--- begin DATA FOR THIS TASK ---

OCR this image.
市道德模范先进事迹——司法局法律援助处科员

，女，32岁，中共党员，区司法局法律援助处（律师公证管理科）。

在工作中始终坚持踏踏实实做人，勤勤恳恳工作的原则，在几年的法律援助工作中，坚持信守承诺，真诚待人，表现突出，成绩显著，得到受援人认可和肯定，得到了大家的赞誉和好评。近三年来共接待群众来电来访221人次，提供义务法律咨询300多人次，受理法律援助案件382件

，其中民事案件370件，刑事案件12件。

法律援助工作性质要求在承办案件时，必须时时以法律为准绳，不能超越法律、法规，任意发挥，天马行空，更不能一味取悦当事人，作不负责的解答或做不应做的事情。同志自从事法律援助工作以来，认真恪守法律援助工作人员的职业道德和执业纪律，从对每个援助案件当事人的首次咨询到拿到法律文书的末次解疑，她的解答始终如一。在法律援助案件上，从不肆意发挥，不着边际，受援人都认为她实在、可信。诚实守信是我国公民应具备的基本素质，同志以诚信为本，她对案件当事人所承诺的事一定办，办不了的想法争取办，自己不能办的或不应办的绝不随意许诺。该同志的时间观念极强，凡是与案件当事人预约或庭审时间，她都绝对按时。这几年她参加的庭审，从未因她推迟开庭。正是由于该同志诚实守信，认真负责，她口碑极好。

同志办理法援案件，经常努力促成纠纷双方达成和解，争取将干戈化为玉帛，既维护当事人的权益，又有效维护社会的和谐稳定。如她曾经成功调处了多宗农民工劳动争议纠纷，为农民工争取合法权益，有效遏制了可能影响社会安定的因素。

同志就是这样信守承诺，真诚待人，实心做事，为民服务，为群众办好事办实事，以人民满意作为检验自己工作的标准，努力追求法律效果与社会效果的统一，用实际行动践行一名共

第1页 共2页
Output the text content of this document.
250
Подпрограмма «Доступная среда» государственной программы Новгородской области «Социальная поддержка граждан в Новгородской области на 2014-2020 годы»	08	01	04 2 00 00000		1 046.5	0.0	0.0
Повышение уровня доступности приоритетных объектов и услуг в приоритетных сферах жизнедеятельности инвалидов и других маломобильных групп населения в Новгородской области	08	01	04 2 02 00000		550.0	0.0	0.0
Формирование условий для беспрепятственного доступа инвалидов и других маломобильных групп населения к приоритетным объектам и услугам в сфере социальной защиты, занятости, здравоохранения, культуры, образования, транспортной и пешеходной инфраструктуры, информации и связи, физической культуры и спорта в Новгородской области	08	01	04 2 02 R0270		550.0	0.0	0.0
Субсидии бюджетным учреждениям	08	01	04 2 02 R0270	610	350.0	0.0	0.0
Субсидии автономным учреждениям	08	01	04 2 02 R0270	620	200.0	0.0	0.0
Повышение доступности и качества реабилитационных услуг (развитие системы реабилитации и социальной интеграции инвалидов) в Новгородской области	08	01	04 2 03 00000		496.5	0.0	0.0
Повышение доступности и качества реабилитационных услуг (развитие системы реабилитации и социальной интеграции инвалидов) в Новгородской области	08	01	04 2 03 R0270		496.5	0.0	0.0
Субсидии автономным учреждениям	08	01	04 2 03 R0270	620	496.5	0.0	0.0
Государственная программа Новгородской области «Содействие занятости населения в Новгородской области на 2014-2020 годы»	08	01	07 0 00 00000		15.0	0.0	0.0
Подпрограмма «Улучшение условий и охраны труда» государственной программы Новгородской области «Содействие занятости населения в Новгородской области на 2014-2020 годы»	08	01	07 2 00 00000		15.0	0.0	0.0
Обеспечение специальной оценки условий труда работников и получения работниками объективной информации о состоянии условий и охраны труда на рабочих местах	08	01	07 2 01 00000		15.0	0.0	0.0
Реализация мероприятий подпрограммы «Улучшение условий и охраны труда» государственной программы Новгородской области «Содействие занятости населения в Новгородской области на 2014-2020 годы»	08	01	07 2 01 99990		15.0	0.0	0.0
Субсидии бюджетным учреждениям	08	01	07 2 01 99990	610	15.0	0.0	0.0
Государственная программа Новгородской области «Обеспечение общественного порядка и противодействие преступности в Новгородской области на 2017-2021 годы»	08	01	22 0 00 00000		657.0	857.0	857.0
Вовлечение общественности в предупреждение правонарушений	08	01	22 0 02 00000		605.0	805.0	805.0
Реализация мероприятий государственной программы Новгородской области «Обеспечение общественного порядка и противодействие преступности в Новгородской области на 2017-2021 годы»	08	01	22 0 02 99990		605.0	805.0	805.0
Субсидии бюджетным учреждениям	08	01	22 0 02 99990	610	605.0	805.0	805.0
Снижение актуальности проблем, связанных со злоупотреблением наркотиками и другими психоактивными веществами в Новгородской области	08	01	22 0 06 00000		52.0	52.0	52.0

--- end DATA FOR THIS TASK ---

DIRECTION: Please restate the data word for word, every record included.

EXERCISE SOLUTION:
OCR this image.
市道德模范先进事迹——司法局法律援助处科员

，女，32岁，中共党员，区司法局法律援助处（律师公证管理科）。

在工作中始终坚持踏踏实实做人，勤勤恳恳工作的原则，在几年的法律援助工作中，坚持信守承诺，真诚待人，表现突出，成绩显著，得到受援人认可和肯定，得到了大家的赞誉和好评。近三年来共接待群众来电来访221人次，提供义务法律咨询300多人次，受理法律援助案件382件

，其中民事案件370件，刑事案件12件。

法律援助工作性质要求在承办案件时，必须时时以法律为准绳，不能超越法律、法规，任意发挥，天马行空，更不能一味取悦当事人，作不负责的解答或做不应做的事情。同志自从事法律援助工作以来，认真恪守法律援助工作人员的职业道德和执业纪律，从对每个援助案件当事人的首次咨询到拿到法律文书的末次解疑，她的解答始终如一。在法律援助案件上，从不肆意发挥，不着边际，受援人都认为她实在、可信。诚实守信是我国公民应具备的基本素质，同志以诚信为本，她对案件当事人所承诺的事一定办，办不了的想法争取办，自己不能办的或不应办的绝不随意许诺。该同志的时间观念极强，凡是与案件当事人预约或庭审时间，她都绝对按时。这几年她参加的庭审，从未因她推迟开庭。正是由于该同志诚实守信，认真负责，她口碑极好。

同志办理法援案件，经常努力促成纠纷双方达成和解，争取将干戈化为玉帛，既维护当事人的权益，又有效维护社会的和谐稳定。如她曾经成功调处了多宗农民工劳动争议纠纷，为农民工争取合法权益，有效遏制了可能影响社会安定的因素。

同志就是这样信守承诺，真诚待人，实心做事，为民服务，为群众办好事办实事，以人民满意作为检验自己工作的标准，努力追求法律效果与社会效果的统一，用实际行动践行一名共

第1页 共2页
Output the text content of this document.
250
Подпрограмма «Доступная среда» государственной программы Новгородской области «Социальная поддержка граждан в Новгородской области на 2014-2020 годы»	08	01	04 2 00 00000		1 046.5	0.0	0.0
Повышение уровня доступности приоритетных объектов и услуг в приоритетных сферах жизнедеятельности инвалидов и других маломобильных групп населения в Новгородской области	08	01	04 2 02 00000		550.0	0.0	0.0
Формирование условий для беспрепятственного доступа инвалидов и других маломобильных групп населения к приоритетным объектам и услугам в сфере социальной защиты, занятости, здравоохранения, культуры, образования, транспортной и пешеходной инфраструктуры, информации и связи, физической культуры и спорта в Новгородской области	08	01	04 2 02 R0270		550.0	0.0	0.0
Субсидии бюджетным учреждениям	08	01	04 2 02 R0270	610	350.0	0.0	0.0
Субсидии автономным учреждениям	08	01	04 2 02 R0270	620	200.0	0.0	0.0
Повышение доступности и качества реабилитационных услуг (развитие системы реабилитации и социальной интеграции инвалидов) в Новгородской области	08	01	04 2 03 00000		496.5	0.0	0.0
Повышение доступности и качества реабилитационных услуг (развитие системы реабилитации и социальной интеграции инвалидов) в Новгородской области	08	01	04 2 03 R0270		496.5	0.0	0.0
Субсидии автономным учреждениям	08	01	04 2 03 R0270	620	496.5	0.0	0.0
Государственная программа Новгородской области «Содействие занятости населения в Новгородской области на 2014-2020 годы»	08	01	07 0 00 00000		15.0	0.0	0.0
Подпрограмма «Улучшение условий и охраны труда» государственной программы Новгородской области «Содействие занятости населения в Новгородской области на 2014-2020 годы»	08	01	07 2 00 00000		15.0	0.0	0.0
Обеспечение специальной оценки условий труда работников и получения работниками объективной информации о состоянии условий и охраны труда на рабочих местах	08	01	07 2 01 00000		15.0	0.0	0.0
Реализация мероприятий подпрограммы «Улучшение условий и охраны труда» государственной программы Новгородской области «Содействие занятости населения в Новгородской области на 2014-2020 годы»	08	01	07 2 01 99990		15.0	0.0	0.0
Субсидии бюджетным учреждениям	08	01	07 2 01 99990	610	15.0	0.0	0.0
Государственная программа Новгородской области «Обеспечение общественного порядка и противодействие преступности в Новгородской области на 2017-2021 годы»	08	01	22 0 00 00000		657.0	857.0	857.0
Вовлечение общественности в предупреждение правонарушений	08	01	22 0 02 00000		605.0	805.0	805.0
Реализация мероприятий государственной программы Новгородской области «Обеспечение общественного порядка и противодействие преступности в Новгородской области на 2017-2021 годы»	08	01	22 0 02 99990		605.0	805.0	805.0
Субсидии бюджетным учреждениям	08	01	22 0 02 99990	610	605.0	805.0	805.0
Снижение актуальности проблем, связанных со злоупотреблением наркотиками и другими психоактивными веществами в Новгородской области	08	01	22 0 06 00000		52.0	52.0	52.0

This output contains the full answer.